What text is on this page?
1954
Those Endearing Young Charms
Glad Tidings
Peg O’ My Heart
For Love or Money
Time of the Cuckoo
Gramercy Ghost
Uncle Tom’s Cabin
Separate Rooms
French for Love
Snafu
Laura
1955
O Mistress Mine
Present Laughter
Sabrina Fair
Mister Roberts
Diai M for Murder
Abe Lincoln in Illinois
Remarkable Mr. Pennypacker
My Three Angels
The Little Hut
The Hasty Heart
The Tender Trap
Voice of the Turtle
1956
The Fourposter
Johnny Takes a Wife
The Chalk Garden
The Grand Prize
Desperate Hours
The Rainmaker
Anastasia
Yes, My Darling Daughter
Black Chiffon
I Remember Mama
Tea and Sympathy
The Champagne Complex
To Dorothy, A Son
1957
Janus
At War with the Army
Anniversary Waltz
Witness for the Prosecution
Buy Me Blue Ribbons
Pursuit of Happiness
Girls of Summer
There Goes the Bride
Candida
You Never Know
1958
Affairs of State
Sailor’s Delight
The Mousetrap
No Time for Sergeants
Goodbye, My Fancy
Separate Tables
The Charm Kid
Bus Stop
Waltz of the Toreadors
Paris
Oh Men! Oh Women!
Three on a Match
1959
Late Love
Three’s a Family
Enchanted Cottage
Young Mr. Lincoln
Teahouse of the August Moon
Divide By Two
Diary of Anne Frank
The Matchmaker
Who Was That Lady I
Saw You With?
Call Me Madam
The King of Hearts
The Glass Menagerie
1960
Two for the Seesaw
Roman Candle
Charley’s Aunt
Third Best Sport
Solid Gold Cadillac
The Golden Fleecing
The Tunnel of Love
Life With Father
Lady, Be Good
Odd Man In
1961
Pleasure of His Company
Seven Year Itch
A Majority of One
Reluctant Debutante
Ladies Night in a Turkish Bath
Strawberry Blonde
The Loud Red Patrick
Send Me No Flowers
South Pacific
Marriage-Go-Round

_GOAL_. Check all the records above and select each line where the string "Love" is found.

_SOLUTION FOR THIS EXERCISE_.
For Love or Money
French for Love
Late Love
The Tunnel of Love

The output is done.